Look through the data below. Collect every line where the word "title" occurs.

SUPPLIED RECORDS ::
######
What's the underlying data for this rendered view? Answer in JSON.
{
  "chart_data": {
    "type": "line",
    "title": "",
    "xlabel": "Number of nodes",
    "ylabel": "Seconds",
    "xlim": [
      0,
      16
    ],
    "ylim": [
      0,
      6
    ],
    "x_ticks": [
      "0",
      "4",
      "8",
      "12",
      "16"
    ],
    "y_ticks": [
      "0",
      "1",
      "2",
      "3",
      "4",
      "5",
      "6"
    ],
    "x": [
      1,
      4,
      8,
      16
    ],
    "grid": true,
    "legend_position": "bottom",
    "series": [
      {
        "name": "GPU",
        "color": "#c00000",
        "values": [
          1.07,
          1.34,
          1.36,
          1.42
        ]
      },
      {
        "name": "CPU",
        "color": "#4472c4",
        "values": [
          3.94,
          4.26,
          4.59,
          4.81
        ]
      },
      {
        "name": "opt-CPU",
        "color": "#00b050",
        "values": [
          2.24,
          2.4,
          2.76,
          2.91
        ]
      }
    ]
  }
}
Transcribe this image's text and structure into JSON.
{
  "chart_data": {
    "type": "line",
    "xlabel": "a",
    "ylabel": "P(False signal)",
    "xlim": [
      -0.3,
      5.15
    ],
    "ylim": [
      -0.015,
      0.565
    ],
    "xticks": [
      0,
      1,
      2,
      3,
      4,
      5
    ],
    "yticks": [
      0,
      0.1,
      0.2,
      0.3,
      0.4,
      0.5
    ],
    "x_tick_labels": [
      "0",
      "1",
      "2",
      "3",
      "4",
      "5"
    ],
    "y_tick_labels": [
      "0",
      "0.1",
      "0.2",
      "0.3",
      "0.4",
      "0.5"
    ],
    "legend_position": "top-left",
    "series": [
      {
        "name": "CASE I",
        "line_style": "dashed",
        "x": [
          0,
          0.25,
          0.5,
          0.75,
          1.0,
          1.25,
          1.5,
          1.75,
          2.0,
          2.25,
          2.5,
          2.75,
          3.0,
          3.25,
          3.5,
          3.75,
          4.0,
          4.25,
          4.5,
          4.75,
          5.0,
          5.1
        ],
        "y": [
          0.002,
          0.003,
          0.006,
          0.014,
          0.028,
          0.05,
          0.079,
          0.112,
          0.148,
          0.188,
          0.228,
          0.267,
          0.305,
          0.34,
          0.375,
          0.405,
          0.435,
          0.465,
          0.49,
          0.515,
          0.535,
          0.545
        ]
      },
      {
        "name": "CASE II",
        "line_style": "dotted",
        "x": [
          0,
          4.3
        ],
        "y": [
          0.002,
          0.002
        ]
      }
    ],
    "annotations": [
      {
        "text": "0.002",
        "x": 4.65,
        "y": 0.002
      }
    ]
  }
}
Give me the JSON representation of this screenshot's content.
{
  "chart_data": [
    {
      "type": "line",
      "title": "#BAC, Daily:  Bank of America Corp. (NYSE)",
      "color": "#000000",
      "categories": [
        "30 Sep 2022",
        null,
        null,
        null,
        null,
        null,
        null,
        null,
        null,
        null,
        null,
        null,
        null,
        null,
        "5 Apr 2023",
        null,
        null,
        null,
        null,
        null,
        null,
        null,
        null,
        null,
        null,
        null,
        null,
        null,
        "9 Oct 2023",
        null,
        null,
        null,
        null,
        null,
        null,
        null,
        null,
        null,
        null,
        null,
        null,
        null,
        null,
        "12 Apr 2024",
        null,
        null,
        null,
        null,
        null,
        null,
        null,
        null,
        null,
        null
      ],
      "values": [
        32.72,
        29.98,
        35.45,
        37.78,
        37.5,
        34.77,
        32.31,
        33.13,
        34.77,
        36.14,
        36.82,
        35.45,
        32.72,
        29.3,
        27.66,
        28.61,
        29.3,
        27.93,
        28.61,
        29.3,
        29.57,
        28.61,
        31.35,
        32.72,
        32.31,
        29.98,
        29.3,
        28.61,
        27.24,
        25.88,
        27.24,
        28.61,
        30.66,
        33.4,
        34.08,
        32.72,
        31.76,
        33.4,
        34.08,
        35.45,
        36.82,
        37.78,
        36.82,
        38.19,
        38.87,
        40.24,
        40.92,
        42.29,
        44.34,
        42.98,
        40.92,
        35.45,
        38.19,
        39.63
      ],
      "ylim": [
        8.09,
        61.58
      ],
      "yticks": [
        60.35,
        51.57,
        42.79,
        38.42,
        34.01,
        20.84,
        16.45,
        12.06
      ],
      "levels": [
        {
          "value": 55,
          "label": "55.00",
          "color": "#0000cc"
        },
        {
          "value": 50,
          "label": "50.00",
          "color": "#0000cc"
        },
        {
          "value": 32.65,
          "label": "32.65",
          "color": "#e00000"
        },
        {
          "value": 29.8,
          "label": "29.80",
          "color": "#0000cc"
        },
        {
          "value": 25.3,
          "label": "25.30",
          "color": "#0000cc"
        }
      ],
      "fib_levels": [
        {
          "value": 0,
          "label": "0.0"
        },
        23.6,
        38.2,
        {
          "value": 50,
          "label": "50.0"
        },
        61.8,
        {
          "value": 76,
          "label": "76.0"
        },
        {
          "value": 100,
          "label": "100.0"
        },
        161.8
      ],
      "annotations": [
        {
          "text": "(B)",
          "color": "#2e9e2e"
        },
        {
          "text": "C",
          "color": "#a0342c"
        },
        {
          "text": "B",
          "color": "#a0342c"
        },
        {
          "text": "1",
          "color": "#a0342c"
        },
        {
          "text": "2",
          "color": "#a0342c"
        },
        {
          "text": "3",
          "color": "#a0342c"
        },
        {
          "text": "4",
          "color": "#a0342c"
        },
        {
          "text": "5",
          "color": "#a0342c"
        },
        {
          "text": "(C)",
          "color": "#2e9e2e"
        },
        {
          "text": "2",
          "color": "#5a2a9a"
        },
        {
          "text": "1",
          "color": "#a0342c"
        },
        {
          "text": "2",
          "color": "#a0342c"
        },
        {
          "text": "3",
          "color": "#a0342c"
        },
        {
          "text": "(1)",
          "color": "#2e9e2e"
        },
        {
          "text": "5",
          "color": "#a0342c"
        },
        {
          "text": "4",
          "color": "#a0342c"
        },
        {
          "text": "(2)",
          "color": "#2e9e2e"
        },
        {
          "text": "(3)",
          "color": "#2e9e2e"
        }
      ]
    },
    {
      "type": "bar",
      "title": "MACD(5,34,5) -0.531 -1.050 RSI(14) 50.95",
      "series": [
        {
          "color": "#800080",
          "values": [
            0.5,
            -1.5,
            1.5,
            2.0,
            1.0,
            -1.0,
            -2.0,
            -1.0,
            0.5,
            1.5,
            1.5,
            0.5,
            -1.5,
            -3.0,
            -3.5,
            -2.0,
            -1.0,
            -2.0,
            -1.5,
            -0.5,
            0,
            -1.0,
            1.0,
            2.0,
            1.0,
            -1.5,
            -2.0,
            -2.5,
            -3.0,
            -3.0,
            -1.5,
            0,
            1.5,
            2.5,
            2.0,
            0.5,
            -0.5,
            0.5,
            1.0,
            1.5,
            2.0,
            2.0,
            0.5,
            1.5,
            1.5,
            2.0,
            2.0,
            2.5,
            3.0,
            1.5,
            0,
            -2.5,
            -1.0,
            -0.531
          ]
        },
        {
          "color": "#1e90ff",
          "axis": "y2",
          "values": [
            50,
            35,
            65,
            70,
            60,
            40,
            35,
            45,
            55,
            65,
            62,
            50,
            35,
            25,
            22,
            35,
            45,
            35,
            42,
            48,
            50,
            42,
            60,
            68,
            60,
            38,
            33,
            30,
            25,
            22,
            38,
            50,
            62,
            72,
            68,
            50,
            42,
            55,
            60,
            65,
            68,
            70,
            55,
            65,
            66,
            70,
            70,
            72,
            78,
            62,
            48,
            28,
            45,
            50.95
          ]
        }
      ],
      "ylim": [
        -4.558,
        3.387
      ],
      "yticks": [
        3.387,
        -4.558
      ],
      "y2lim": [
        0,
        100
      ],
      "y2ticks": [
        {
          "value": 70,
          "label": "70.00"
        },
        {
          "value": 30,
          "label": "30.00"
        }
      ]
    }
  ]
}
######
SOLUTION TO THIS TASK ::
    "title": "",
      "title": "#BAC, Daily:  Bank of America Corp. (NYSE)",
      "title": "MACD(5,34,5) -0.531 -1.050 RSI(14) 50.95",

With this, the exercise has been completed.